**PROBLEM REQUIREMENTS:** Retype the whole listing verbatim and keep the pictures out of it.

····················

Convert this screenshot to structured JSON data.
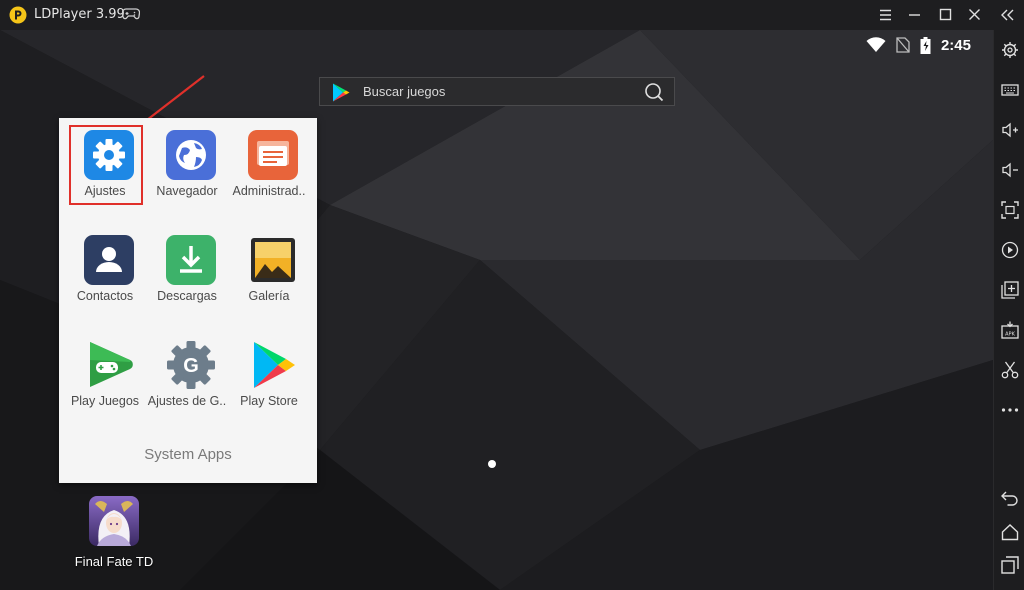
{
  "window": {
    "title": "LDPlayer 3.99",
    "controls": [
      "menu-icon",
      "minimize-icon",
      "maximize-icon",
      "close-icon",
      "collapse-sidebar-icon"
    ]
  },
  "statusbar": {
    "time": "2:45",
    "icons": [
      "wifi-icon",
      "no-sim-icon",
      "battery-charging-icon"
    ]
  },
  "search": {
    "placeholder": "Buscar juegos"
  },
  "folder": {
    "name": "System Apps",
    "apps": [
      {
        "label": "Ajustes",
        "icon": "settings-gear-icon",
        "highlighted": true
      },
      {
        "label": "Navegador",
        "icon": "browser-globe-icon"
      },
      {
        "label": "Administrad..",
        "icon": "file-manager-icon"
      },
      {
        "label": "Contactos",
        "icon": "contacts-icon"
      },
      {
        "label": "Descargas",
        "icon": "downloads-icon"
      },
      {
        "label": "Galería",
        "icon": "gallery-icon"
      },
      {
        "label": "Play Juegos",
        "icon": "play-games-icon"
      },
      {
        "label": "Ajustes de G..",
        "icon": "google-settings-icon"
      },
      {
        "label": "Play Store",
        "icon": "play-store-icon"
      }
    ]
  },
  "desktop": {
    "apps": [
      {
        "label": "Final Fate TD",
        "icon": "final-fate-td-icon"
      }
    ]
  },
  "sidebar": {
    "tools": [
      "settings-icon",
      "keyboard-icon",
      "volume-up-icon",
      "volume-down-icon",
      "fullscreen-icon",
      "record-icon",
      "add-window-icon",
      "apk-install-icon",
      "scissors-icon",
      "more-icon",
      "back-icon",
      "home-icon",
      "recent-apps-icon"
    ]
  },
  "colors": {
    "accent_highlight": "#e0302a",
    "titlebar": "#1e1e20",
    "folder_bg": "#f5f5f5"
  }
}
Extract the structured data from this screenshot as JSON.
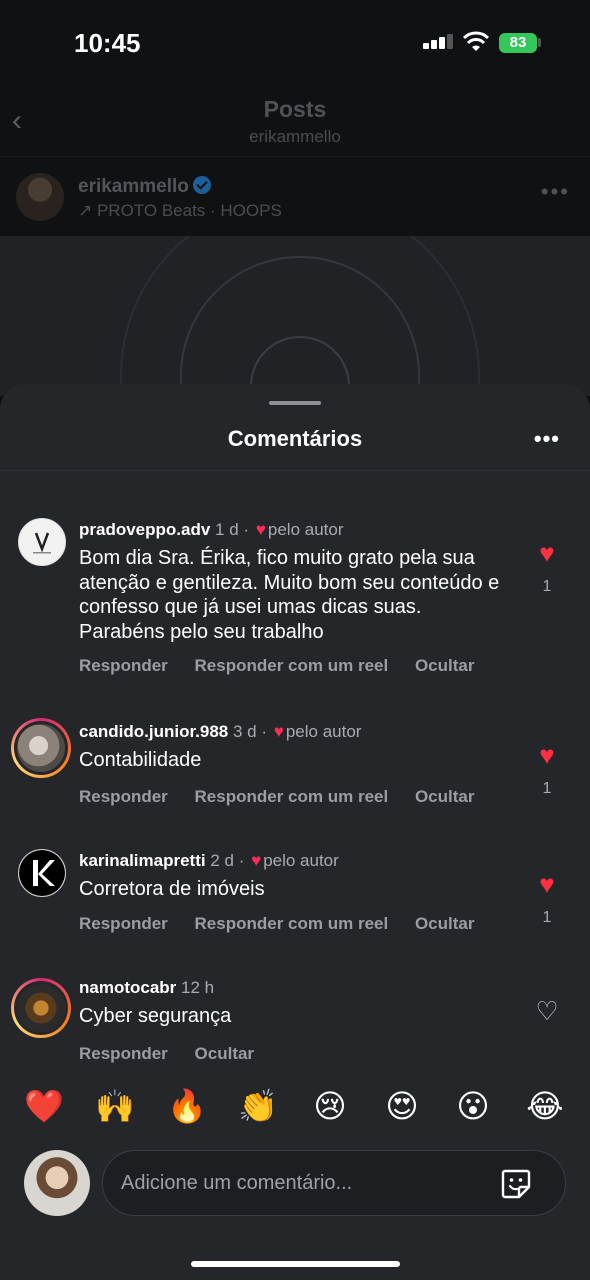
{
  "status_bar": {
    "time": "10:45",
    "battery": "83"
  },
  "nav": {
    "back_glyph": "‹",
    "title": "Posts",
    "subtitle": "erikammello"
  },
  "post": {
    "username": "erikammello",
    "audio": "↗ PROTO Beats · HOOPS",
    "more": "•••"
  },
  "sheet": {
    "title": "Comentários",
    "more": "•••"
  },
  "comments": [
    {
      "user": "pradoveppo.adv",
      "time": "1 d",
      "author_liked": "pelo autor",
      "text": "Bom dia Sra. Érika, fico muito grato pela sua atenção e gentileza. Muito bom seu conteúdo e confesso que já usei umas dicas suas. Parabéns pelo seu trabalho",
      "actions": [
        "Responder",
        "Responder com um reel",
        "Ocultar"
      ],
      "liked": true,
      "likes": "1"
    },
    {
      "user": "candido.junior.988",
      "time": "3 d",
      "author_liked": "pelo autor",
      "text": "Contabilidade",
      "actions": [
        "Responder",
        "Responder com um reel",
        "Ocultar"
      ],
      "liked": true,
      "likes": "1"
    },
    {
      "user": "karinalimapretti",
      "time": "2 d",
      "author_liked": "pelo autor",
      "text": "Corretora de imóveis",
      "actions": [
        "Responder",
        "Responder com um reel",
        "Ocultar"
      ],
      "liked": true,
      "likes": "1"
    },
    {
      "user": "namotocabr",
      "time": "12 h",
      "text": "Cyber segurança",
      "actions": [
        "Responder",
        "Ocultar"
      ],
      "liked": false
    }
  ],
  "quick_reactions": [
    "❤️",
    "🙌",
    "🔥",
    "👏",
    "😢",
    "😍",
    "😮",
    "😂"
  ],
  "composer": {
    "placeholder": "Adicione um comentário..."
  },
  "icons": {
    "back": "chevron-left-icon",
    "verified": "verified-badge-icon",
    "heart": "heart-icon",
    "sticker": "sticker-icon"
  },
  "colors": {
    "like": "#ff3040",
    "battery": "#34c759",
    "sheet_bg": "#24262a"
  }
}
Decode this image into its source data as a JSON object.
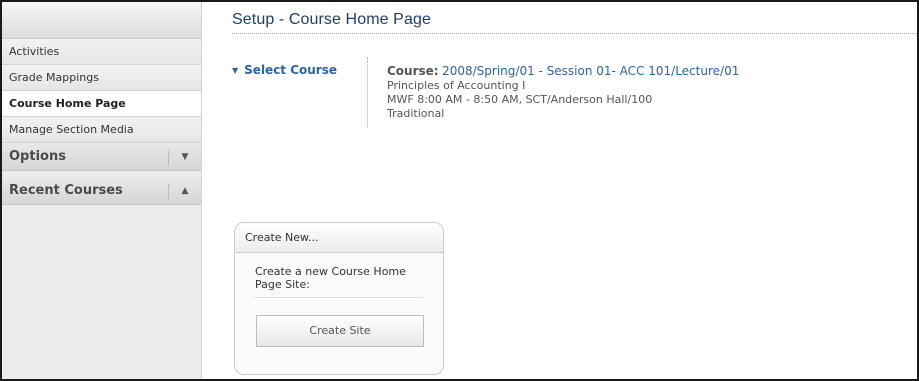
{
  "sidebar": {
    "items": [
      {
        "label": "Activities"
      },
      {
        "label": "Grade Mappings"
      },
      {
        "label": "Course Home Page",
        "active": true
      },
      {
        "label": "Manage Section Media"
      }
    ],
    "sections": [
      {
        "label": "Options",
        "arrow": "▼",
        "arrow_icon": "triangle-down-icon"
      },
      {
        "label": "Recent Courses",
        "arrow": "▲",
        "arrow_icon": "triangle-up-icon"
      }
    ]
  },
  "main": {
    "page_title": "Setup - Course Home Page",
    "select_course": {
      "label": "Select Course",
      "icon": "▼"
    },
    "course": {
      "label": "Course:",
      "link": "2008/Spring/01 - Session 01- ACC 101/Lecture/01",
      "name": "Principles of Accounting I",
      "schedule": "MWF 8:00 AM - 8:50 AM, SCT/Anderson Hall/100",
      "type": "Traditional"
    },
    "create_panel": {
      "title": "Create New...",
      "description": "Create a new Course Home Page Site:",
      "button_label": "Create Site"
    }
  },
  "colors": {
    "title": "#1c3f6e",
    "link": "#2d64a8",
    "sidebar_bg": "#ececec",
    "frame_border": "#1a1a1a"
  }
}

····················

**SOLUTION TO THIS TASK:**
Convert this screenshot to structured JSON data.
{
  "window": {
    "title": "LDPlayer 3.99",
    "controls": [
      "menu-icon",
      "minimize-icon",
      "maximize-icon",
      "close-icon",
      "collapse-sidebar-icon"
    ]
  },
  "statusbar": {
    "time": "2:45",
    "icons": [
      "wifi-icon",
      "no-sim-icon",
      "battery-charging-icon"
    ]
  },
  "search": {
    "placeholder": "Buscar juegos"
  },
  "folder": {
    "name": "System Apps",
    "apps": [
      {
        "label": "Ajustes",
        "icon": "settings-gear-icon",
        "highlighted": true
      },
      {
        "label": "Navegador",
        "icon": "browser-globe-icon"
      },
      {
        "label": "Administrad..",
        "icon": "file-manager-icon"
      },
      {
        "label": "Contactos",
        "icon": "contacts-icon"
      },
      {
        "label": "Descargas",
        "icon": "downloads-icon"
      },
      {
        "label": "Galería",
        "icon": "gallery-icon"
      },
      {
        "label": "Play Juegos",
        "icon": "play-games-icon"
      },
      {
        "label": "Ajustes de G..",
        "icon": "google-settings-icon"
      },
      {
        "label": "Play Store",
        "icon": "play-store-icon"
      }
    ]
  },
  "desktop": {
    "apps": [
      {
        "label": "Final Fate TD",
        "icon": "final-fate-td-icon"
      }
    ]
  },
  "sidebar": {
    "tools": [
      "settings-icon",
      "keyboard-icon",
      "volume-up-icon",
      "volume-down-icon",
      "fullscreen-icon",
      "record-icon",
      "add-window-icon",
      "apk-install-icon",
      "scissors-icon",
      "more-icon",
      "back-icon",
      "home-icon",
      "recent-apps-icon"
    ]
  },
  "colors": {
    "accent_highlight": "#e0302a",
    "titlebar": "#1e1e20",
    "folder_bg": "#f5f5f5"
  }
}
Extract the structured data from this screenshot as JSON.
{
  "status_bar": {
    "time": "10:45",
    "battery": "83"
  },
  "nav": {
    "back_glyph": "‹",
    "title": "Posts",
    "subtitle": "erikammello"
  },
  "post": {
    "username": "erikammello",
    "audio": "↗ PROTO Beats · HOOPS",
    "more": "•••"
  },
  "sheet": {
    "title": "Comentários",
    "more": "•••"
  },
  "comments": [
    {
      "user": "pradoveppo.adv",
      "time": "1 d",
      "author_liked": "pelo autor",
      "text": "Bom dia Sra. Érika, fico muito grato pela sua atenção e gentileza. Muito bom seu conteúdo e confesso que já usei umas dicas suas. Parabéns pelo seu trabalho",
      "actions": [
        "Responder",
        "Responder com um reel",
        "Ocultar"
      ],
      "liked": true,
      "likes": "1"
    },
    {
      "user": "candido.junior.988",
      "time": "3 d",
      "author_liked": "pelo autor",
      "text": "Contabilidade",
      "actions": [
        "Responder",
        "Responder com um reel",
        "Ocultar"
      ],
      "liked": true,
      "likes": "1"
    },
    {
      "user": "karinalimapretti",
      "time": "2 d",
      "author_liked": "pelo autor",
      "text": "Corretora de imóveis",
      "actions": [
        "Responder",
        "Responder com um reel",
        "Ocultar"
      ],
      "liked": true,
      "likes": "1"
    },
    {
      "user": "namotocabr",
      "time": "12 h",
      "text": "Cyber segurança",
      "actions": [
        "Responder",
        "Ocultar"
      ],
      "liked": false
    }
  ],
  "quick_reactions": [
    "❤️",
    "🙌",
    "🔥",
    "👏",
    "😢",
    "😍",
    "😮",
    "😂"
  ],
  "composer": {
    "placeholder": "Adicione um comentário..."
  },
  "icons": {
    "back": "chevron-left-icon",
    "verified": "verified-badge-icon",
    "heart": "heart-icon",
    "sticker": "sticker-icon"
  },
  "colors": {
    "like": "#ff3040",
    "battery": "#34c759",
    "sheet_bg": "#24262a"
  }
}
Decode this image into its source data as a JSON object.
{
  "sidebar": {
    "items": [
      {
        "label": "Activities"
      },
      {
        "label": "Grade Mappings"
      },
      {
        "label": "Course Home Page",
        "active": true
      },
      {
        "label": "Manage Section Media"
      }
    ],
    "sections": [
      {
        "label": "Options",
        "arrow": "▼",
        "arrow_icon": "triangle-down-icon"
      },
      {
        "label": "Recent Courses",
        "arrow": "▲",
        "arrow_icon": "triangle-up-icon"
      }
    ]
  },
  "main": {
    "page_title": "Setup - Course Home Page",
    "select_course": {
      "label": "Select Course",
      "icon": "▼"
    },
    "course": {
      "label": "Course:",
      "link": "2008/Spring/01 - Session 01- ACC 101/Lecture/01",
      "name": "Principles of Accounting I",
      "schedule": "MWF 8:00 AM - 8:50 AM, SCT/Anderson Hall/100",
      "type": "Traditional"
    },
    "create_panel": {
      "title": "Create New...",
      "description": "Create a new Course Home Page Site:",
      "button_label": "Create Site"
    }
  },
  "colors": {
    "title": "#1c3f6e",
    "link": "#2d64a8",
    "sidebar_bg": "#ececec",
    "frame_border": "#1a1a1a"
  }
}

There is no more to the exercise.